Objective:
Every line of the material is to be quoted verbatim, minus the pictures.
----
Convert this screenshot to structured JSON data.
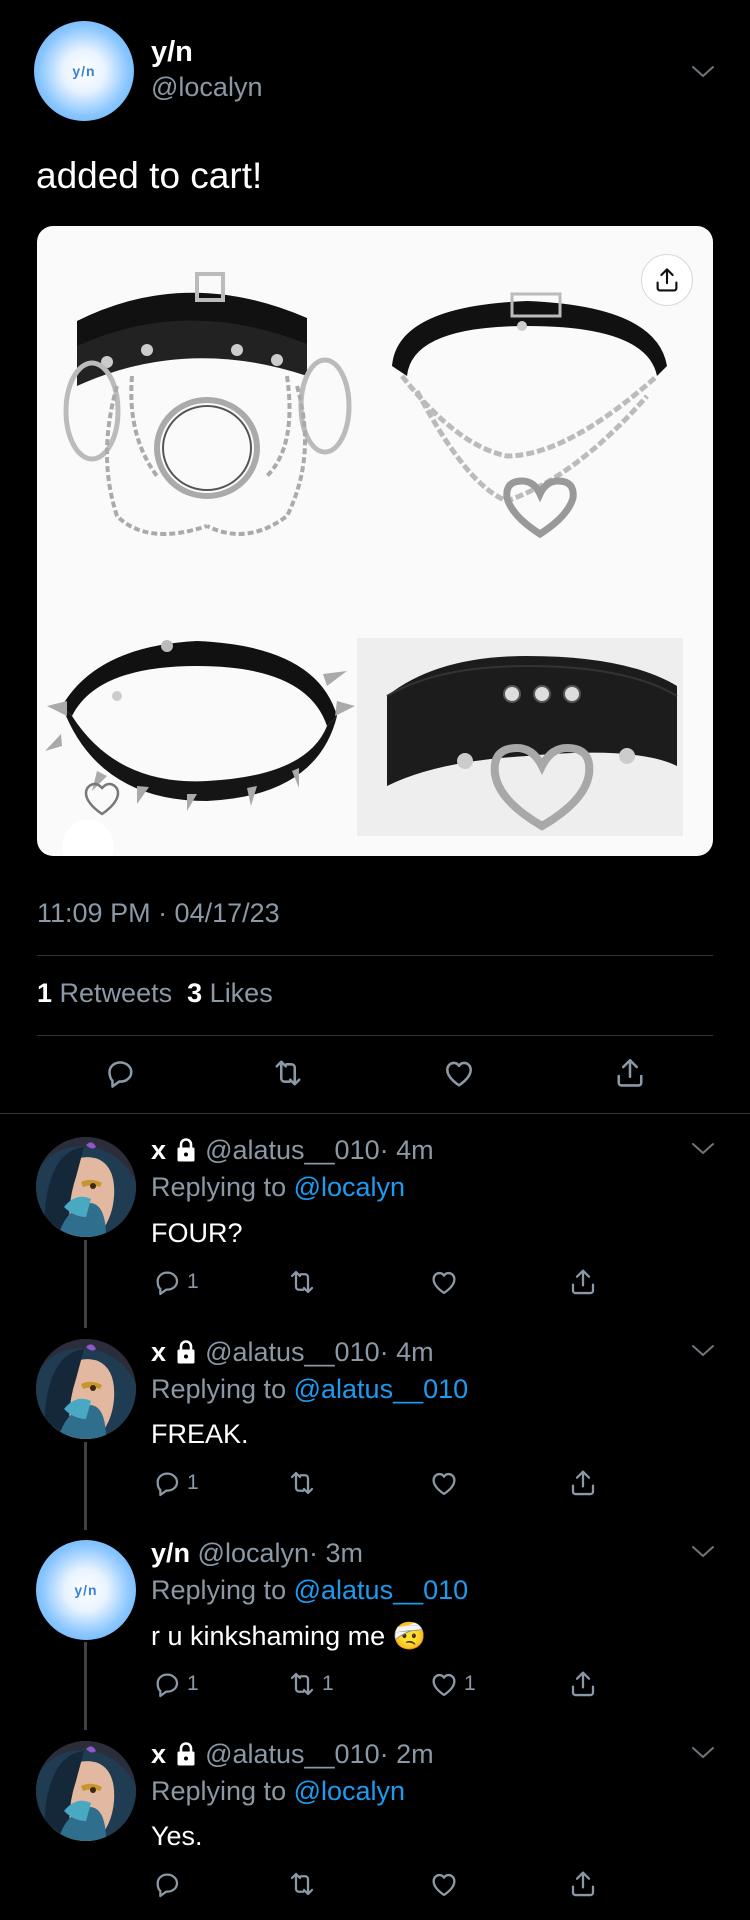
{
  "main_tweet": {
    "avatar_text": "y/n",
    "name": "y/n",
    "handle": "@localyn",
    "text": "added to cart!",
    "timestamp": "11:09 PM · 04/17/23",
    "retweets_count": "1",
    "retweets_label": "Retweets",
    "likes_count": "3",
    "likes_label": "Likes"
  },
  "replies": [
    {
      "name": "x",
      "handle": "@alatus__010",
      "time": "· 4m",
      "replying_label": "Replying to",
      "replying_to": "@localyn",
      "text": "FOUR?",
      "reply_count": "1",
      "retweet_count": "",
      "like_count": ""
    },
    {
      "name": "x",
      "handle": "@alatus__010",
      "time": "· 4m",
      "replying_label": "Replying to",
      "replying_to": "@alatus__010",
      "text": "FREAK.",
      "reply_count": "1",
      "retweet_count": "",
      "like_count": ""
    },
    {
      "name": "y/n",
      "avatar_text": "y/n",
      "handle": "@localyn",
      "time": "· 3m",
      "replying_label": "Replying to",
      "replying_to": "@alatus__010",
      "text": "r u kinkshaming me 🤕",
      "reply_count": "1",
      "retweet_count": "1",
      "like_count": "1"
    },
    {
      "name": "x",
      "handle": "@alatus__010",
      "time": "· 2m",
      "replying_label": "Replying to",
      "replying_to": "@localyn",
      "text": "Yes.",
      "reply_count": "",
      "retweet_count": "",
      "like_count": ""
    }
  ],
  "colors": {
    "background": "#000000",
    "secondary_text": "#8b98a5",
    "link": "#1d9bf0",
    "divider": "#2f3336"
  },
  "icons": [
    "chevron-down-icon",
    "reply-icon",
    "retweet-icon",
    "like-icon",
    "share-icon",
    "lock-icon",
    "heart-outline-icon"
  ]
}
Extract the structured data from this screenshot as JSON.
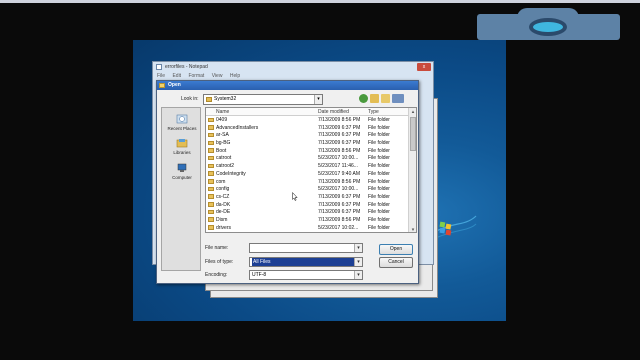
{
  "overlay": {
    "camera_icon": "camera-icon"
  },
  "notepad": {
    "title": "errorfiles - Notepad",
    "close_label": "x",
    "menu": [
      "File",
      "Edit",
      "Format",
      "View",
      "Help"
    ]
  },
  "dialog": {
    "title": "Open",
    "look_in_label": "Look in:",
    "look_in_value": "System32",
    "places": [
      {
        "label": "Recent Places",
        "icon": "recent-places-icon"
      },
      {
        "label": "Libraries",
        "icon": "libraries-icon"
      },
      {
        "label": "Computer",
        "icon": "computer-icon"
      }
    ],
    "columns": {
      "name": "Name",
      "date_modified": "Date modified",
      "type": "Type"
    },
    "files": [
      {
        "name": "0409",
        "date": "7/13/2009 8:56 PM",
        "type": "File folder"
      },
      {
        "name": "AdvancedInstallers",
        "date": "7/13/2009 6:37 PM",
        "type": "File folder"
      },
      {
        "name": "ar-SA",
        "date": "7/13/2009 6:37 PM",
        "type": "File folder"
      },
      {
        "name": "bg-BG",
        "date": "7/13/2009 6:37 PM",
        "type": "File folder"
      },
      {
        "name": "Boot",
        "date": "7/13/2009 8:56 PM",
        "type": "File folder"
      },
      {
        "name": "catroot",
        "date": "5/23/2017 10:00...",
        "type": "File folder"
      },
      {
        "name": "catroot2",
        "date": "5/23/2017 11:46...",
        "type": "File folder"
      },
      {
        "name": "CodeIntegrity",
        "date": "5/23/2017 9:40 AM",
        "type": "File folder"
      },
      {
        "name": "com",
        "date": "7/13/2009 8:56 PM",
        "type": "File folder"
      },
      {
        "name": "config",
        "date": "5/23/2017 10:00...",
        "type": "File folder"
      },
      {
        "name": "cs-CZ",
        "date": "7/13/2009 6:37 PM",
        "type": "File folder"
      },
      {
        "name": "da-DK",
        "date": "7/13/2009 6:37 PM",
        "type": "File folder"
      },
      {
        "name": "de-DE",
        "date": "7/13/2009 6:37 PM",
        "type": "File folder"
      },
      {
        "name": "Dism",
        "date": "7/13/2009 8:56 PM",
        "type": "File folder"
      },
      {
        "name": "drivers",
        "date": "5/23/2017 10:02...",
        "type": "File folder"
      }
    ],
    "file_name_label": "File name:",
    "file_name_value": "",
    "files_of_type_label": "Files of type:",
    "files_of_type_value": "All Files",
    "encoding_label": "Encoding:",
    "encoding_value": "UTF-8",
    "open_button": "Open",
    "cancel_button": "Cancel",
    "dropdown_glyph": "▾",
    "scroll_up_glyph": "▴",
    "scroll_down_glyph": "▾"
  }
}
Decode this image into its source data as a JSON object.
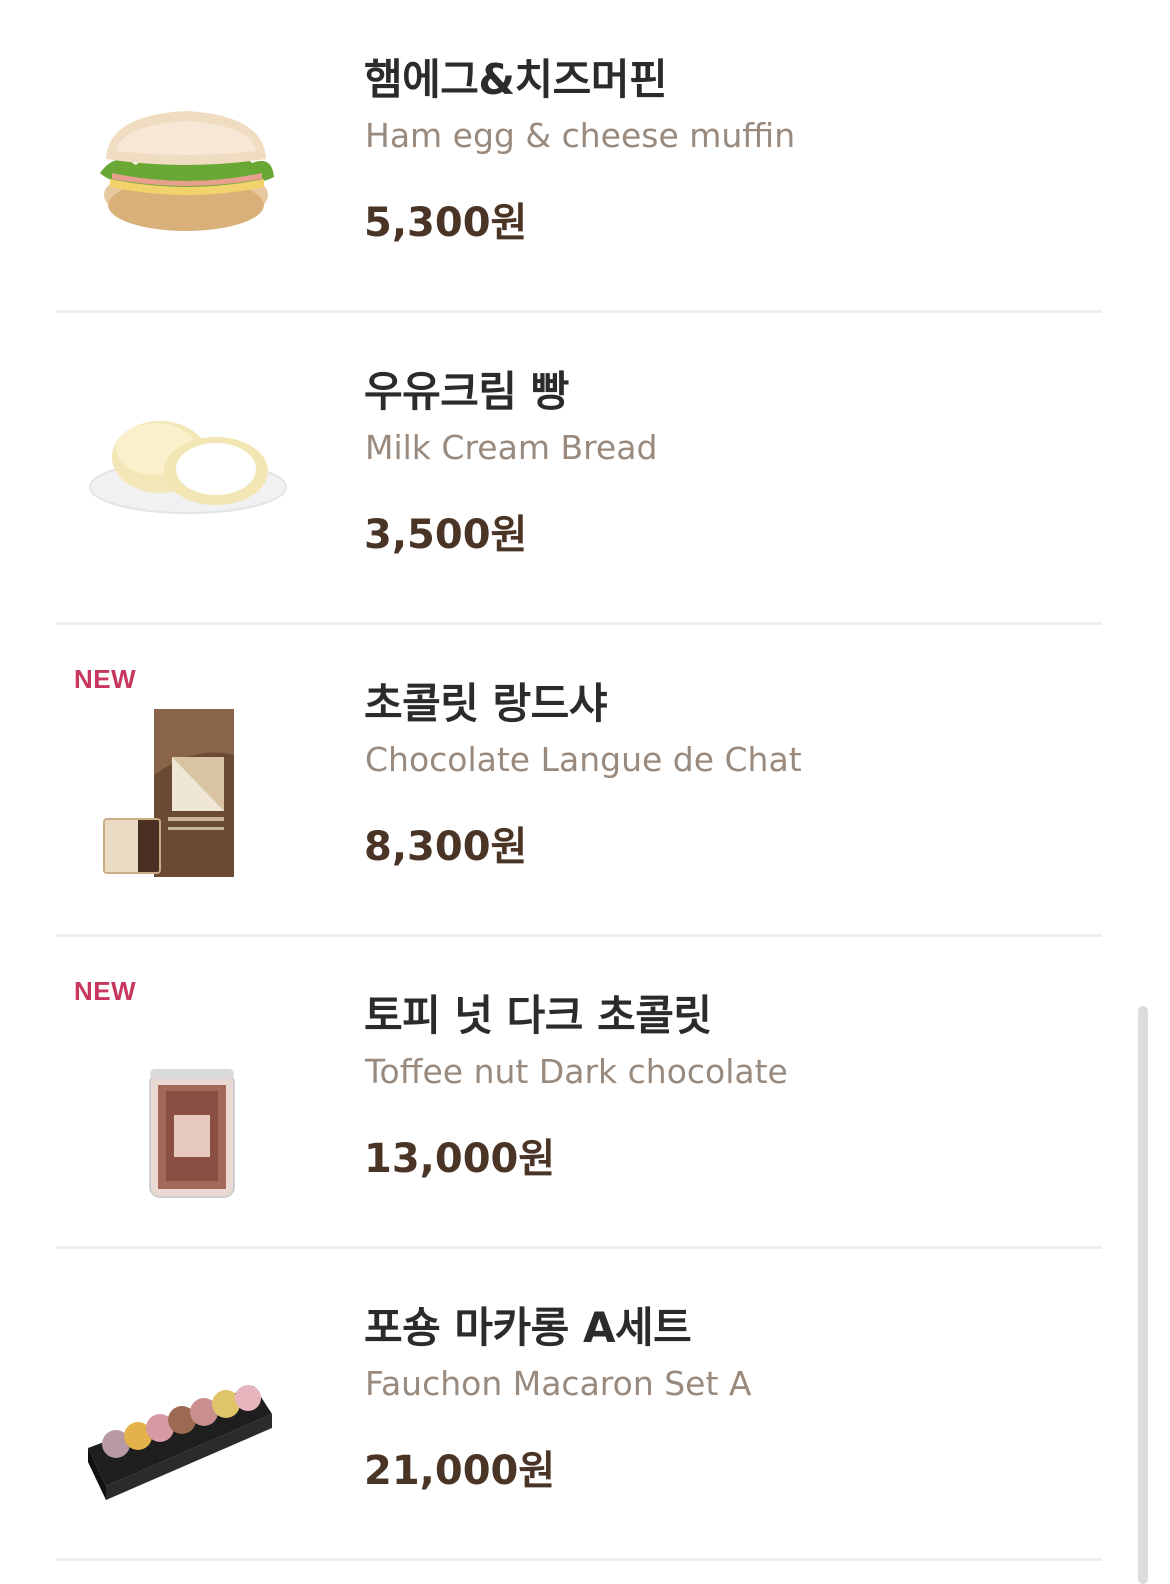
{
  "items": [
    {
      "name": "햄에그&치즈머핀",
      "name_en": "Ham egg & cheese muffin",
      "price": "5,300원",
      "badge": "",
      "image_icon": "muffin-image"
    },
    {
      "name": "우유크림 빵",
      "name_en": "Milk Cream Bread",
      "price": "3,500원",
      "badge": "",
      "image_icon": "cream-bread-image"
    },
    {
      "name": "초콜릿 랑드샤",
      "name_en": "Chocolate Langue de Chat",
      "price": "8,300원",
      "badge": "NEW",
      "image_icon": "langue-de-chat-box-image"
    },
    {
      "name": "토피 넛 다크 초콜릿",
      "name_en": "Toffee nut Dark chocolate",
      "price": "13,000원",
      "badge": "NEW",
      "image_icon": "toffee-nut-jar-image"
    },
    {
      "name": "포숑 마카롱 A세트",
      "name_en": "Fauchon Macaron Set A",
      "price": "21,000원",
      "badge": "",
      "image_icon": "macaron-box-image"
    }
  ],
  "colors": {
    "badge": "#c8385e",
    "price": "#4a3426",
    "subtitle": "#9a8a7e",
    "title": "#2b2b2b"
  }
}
----
Output for this exercise:
Convert this screenshot to structured JSON data.
{
  "main_tweet": {
    "avatar_text": "y/n",
    "name": "y/n",
    "handle": "@localyn",
    "text": "added to cart!",
    "timestamp": "11:09 PM · 04/17/23",
    "retweets_count": "1",
    "retweets_label": "Retweets",
    "likes_count": "3",
    "likes_label": "Likes"
  },
  "replies": [
    {
      "name": "x",
      "handle": "@alatus__010",
      "time": "· 4m",
      "replying_label": "Replying to",
      "replying_to": "@localyn",
      "text": "FOUR?",
      "reply_count": "1",
      "retweet_count": "",
      "like_count": ""
    },
    {
      "name": "x",
      "handle": "@alatus__010",
      "time": "· 4m",
      "replying_label": "Replying to",
      "replying_to": "@alatus__010",
      "text": "FREAK.",
      "reply_count": "1",
      "retweet_count": "",
      "like_count": ""
    },
    {
      "name": "y/n",
      "avatar_text": "y/n",
      "handle": "@localyn",
      "time": "· 3m",
      "replying_label": "Replying to",
      "replying_to": "@alatus__010",
      "text": "r u kinkshaming me 🤕",
      "reply_count": "1",
      "retweet_count": "1",
      "like_count": "1"
    },
    {
      "name": "x",
      "handle": "@alatus__010",
      "time": "· 2m",
      "replying_label": "Replying to",
      "replying_to": "@localyn",
      "text": "Yes.",
      "reply_count": "",
      "retweet_count": "",
      "like_count": ""
    }
  ],
  "colors": {
    "background": "#000000",
    "secondary_text": "#8b98a5",
    "link": "#1d9bf0",
    "divider": "#2f3336"
  },
  "icons": [
    "chevron-down-icon",
    "reply-icon",
    "retweet-icon",
    "like-icon",
    "share-icon",
    "lock-icon",
    "heart-outline-icon"
  ]
}
Extract the structured data from this screenshot as JSON.
{
  "overlay": {
    "camera_icon": "camera-icon"
  },
  "notepad": {
    "title": "errorfiles - Notepad",
    "close_label": "x",
    "menu": [
      "File",
      "Edit",
      "Format",
      "View",
      "Help"
    ]
  },
  "dialog": {
    "title": "Open",
    "look_in_label": "Look in:",
    "look_in_value": "System32",
    "places": [
      {
        "label": "Recent Places",
        "icon": "recent-places-icon"
      },
      {
        "label": "Libraries",
        "icon": "libraries-icon"
      },
      {
        "label": "Computer",
        "icon": "computer-icon"
      }
    ],
    "columns": {
      "name": "Name",
      "date_modified": "Date modified",
      "type": "Type"
    },
    "files": [
      {
        "name": "0409",
        "date": "7/13/2009 8:56 PM",
        "type": "File folder"
      },
      {
        "name": "AdvancedInstallers",
        "date": "7/13/2009 6:37 PM",
        "type": "File folder"
      },
      {
        "name": "ar-SA",
        "date": "7/13/2009 6:37 PM",
        "type": "File folder"
      },
      {
        "name": "bg-BG",
        "date": "7/13/2009 6:37 PM",
        "type": "File folder"
      },
      {
        "name": "Boot",
        "date": "7/13/2009 8:56 PM",
        "type": "File folder"
      },
      {
        "name": "catroot",
        "date": "5/23/2017 10:00...",
        "type": "File folder"
      },
      {
        "name": "catroot2",
        "date": "5/23/2017 11:46...",
        "type": "File folder"
      },
      {
        "name": "CodeIntegrity",
        "date": "5/23/2017 9:40 AM",
        "type": "File folder"
      },
      {
        "name": "com",
        "date": "7/13/2009 8:56 PM",
        "type": "File folder"
      },
      {
        "name": "config",
        "date": "5/23/2017 10:00...",
        "type": "File folder"
      },
      {
        "name": "cs-CZ",
        "date": "7/13/2009 6:37 PM",
        "type": "File folder"
      },
      {
        "name": "da-DK",
        "date": "7/13/2009 6:37 PM",
        "type": "File folder"
      },
      {
        "name": "de-DE",
        "date": "7/13/2009 6:37 PM",
        "type": "File folder"
      },
      {
        "name": "Dism",
        "date": "7/13/2009 8:56 PM",
        "type": "File folder"
      },
      {
        "name": "drivers",
        "date": "5/23/2017 10:02...",
        "type": "File folder"
      }
    ],
    "file_name_label": "File name:",
    "file_name_value": "",
    "files_of_type_label": "Files of type:",
    "files_of_type_value": "All Files",
    "encoding_label": "Encoding:",
    "encoding_value": "UTF-8",
    "open_button": "Open",
    "cancel_button": "Cancel",
    "dropdown_glyph": "▾",
    "scroll_up_glyph": "▴",
    "scroll_down_glyph": "▾"
  }
}
Decode this image into its source data as a JSON object.
{
  "items": [
    {
      "name": "햄에그&치즈머핀",
      "name_en": "Ham egg & cheese muffin",
      "price": "5,300원",
      "badge": "",
      "image_icon": "muffin-image"
    },
    {
      "name": "우유크림 빵",
      "name_en": "Milk Cream Bread",
      "price": "3,500원",
      "badge": "",
      "image_icon": "cream-bread-image"
    },
    {
      "name": "초콜릿 랑드샤",
      "name_en": "Chocolate Langue de Chat",
      "price": "8,300원",
      "badge": "NEW",
      "image_icon": "langue-de-chat-box-image"
    },
    {
      "name": "토피 넛 다크 초콜릿",
      "name_en": "Toffee nut Dark chocolate",
      "price": "13,000원",
      "badge": "NEW",
      "image_icon": "toffee-nut-jar-image"
    },
    {
      "name": "포숑 마카롱 A세트",
      "name_en": "Fauchon Macaron Set A",
      "price": "21,000원",
      "badge": "",
      "image_icon": "macaron-box-image"
    }
  ],
  "colors": {
    "badge": "#c8385e",
    "price": "#4a3426",
    "subtitle": "#9a8a7e",
    "title": "#2b2b2b"
  }
}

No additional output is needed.